Activity:
Find the word "person" in the data below and copy each line that holds it.

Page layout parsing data
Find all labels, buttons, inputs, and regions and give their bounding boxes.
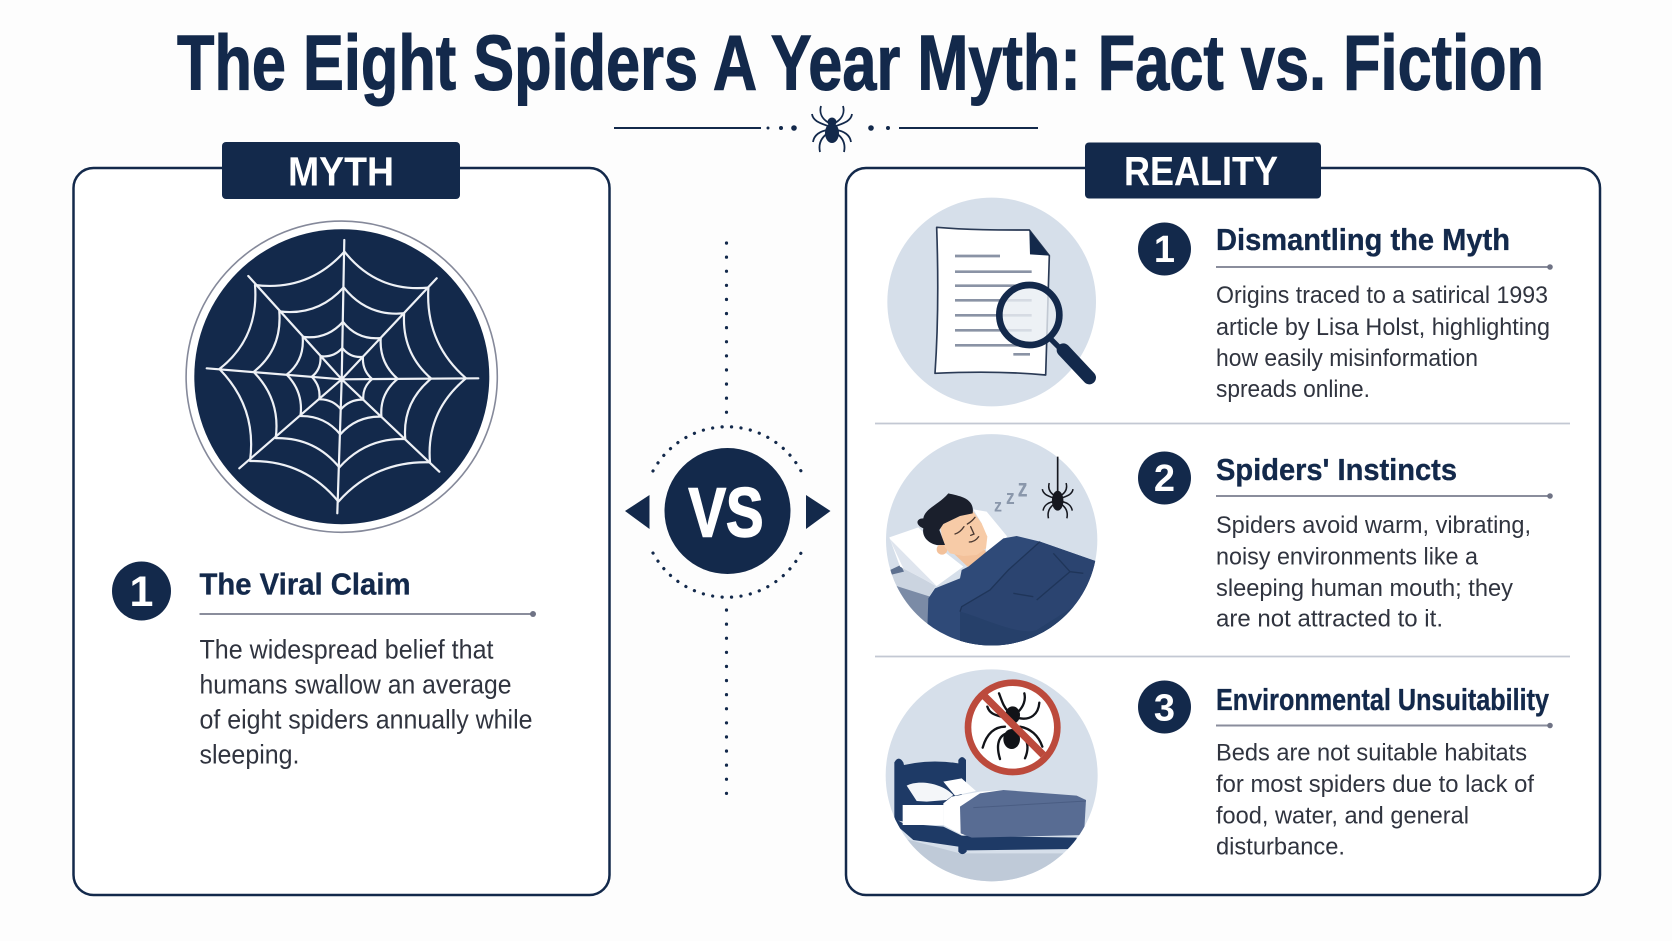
body text: spiders' instincts: Spiders avoid warm, vibrating, [1216, 512, 1531, 539]
body text: environmental unsuitability: disturbance. [1216, 834, 1345, 860]
dotted line top [725, 243, 728, 414]
dotted line bottom [725, 610, 728, 798]
myth tab: MYTH [288, 148, 394, 194]
panel: reality [846, 142, 1600, 895]
body text: environmental unsuitability: for most spiders due to lack of [1216, 771, 1534, 798]
heading: the viral claim: The Viral Claim [200, 566, 410, 602]
reality tab [1085, 142, 1321, 198]
heading: spiders' instincts: Spiders' Instincts [1216, 452, 1457, 487]
heading rule [1216, 493, 1553, 499]
icon: spider web [186, 221, 497, 532]
number badge 3: 3 [1154, 688, 1175, 730]
body text: viral claim [200, 634, 532, 770]
body text: viral claim: sleeping. [200, 740, 300, 770]
number badge 1 [1138, 222, 1191, 276]
panel: myth [74, 142, 610, 895]
body text: spiders' instincts: sleeping human mouth; they [1216, 575, 1514, 602]
body text: viral claim: humans swallow an average [200, 670, 512, 700]
heading rule [1216, 723, 1553, 728]
number badge 1 [112, 562, 171, 620]
illustration: sleeping person with spider: z [1018, 475, 1028, 503]
reality tab: REALITY [1124, 148, 1278, 194]
illustration: sleeping person with spider [886, 434, 1098, 646]
number badge 1: 1 [1154, 229, 1175, 271]
number badge 2: 2 [1154, 458, 1175, 500]
body text: dismantling the myth: spreads online. [1216, 376, 1370, 403]
illustration: sleeping person with spider: z [1006, 487, 1015, 509]
heading rule [1216, 264, 1553, 270]
arrow left [625, 495, 650, 529]
heading rule [200, 611, 536, 617]
title divider with spider icon [614, 106, 1038, 152]
body text: environmental unsuitability: food, water, and general [1216, 802, 1469, 830]
illustration: document and magnifier [887, 198, 1096, 406]
number badge 3 [1138, 680, 1191, 734]
body text: viral claim: of eight spiders annually while [200, 704, 532, 734]
heading: dismantling the myth: Dismantling the Myth [1216, 222, 1510, 257]
body text: dismantling the myth: article by Lisa Holst, highlighting [1216, 314, 1550, 341]
body text: dismantling the myth: how easily misinformation [1216, 345, 1478, 372]
arrow right [806, 495, 830, 529]
body text: spiders' instincts [1216, 512, 1531, 632]
body text: dismantling the myth: Origins traced to a satirical 1993 [1216, 282, 1548, 309]
vs badge [664, 448, 790, 574]
number badge 1: 1 [130, 568, 153, 616]
myth tab [222, 142, 460, 199]
heading: environmental unsuitability: Environmental Unsuitability [1216, 682, 1550, 717]
body text: viral claim: The widespread belief that [200, 634, 494, 664]
body text: dismantling the myth [1216, 282, 1550, 403]
illustration: no spiders sign over bed [880, 665, 1105, 885]
vs divider [625, 243, 830, 798]
body text: environmental unsuitability [1216, 740, 1534, 860]
body text: spiders' instincts: are not attracted to it. [1216, 606, 1443, 632]
vs badge: VS [688, 474, 764, 552]
body text: spiders' instincts: noisy environments like a [1216, 544, 1478, 570]
body text: environmental unsuitability: Beds are not suitable habitats [1216, 740, 1527, 766]
dotted ring [653, 427, 801, 597]
illustration: sleeping person with spider: z [994, 496, 1002, 516]
number badge 2 [1138, 452, 1191, 504]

Answer space:
illustration: sleeping person with spider: z [1018, 475, 1028, 503]
illustration: sleeping person with spider [886, 434, 1098, 646]
illustration: sleeping person with spider: z [1006, 487, 1015, 509]
illustration: sleeping person with spider: z [994, 496, 1002, 516]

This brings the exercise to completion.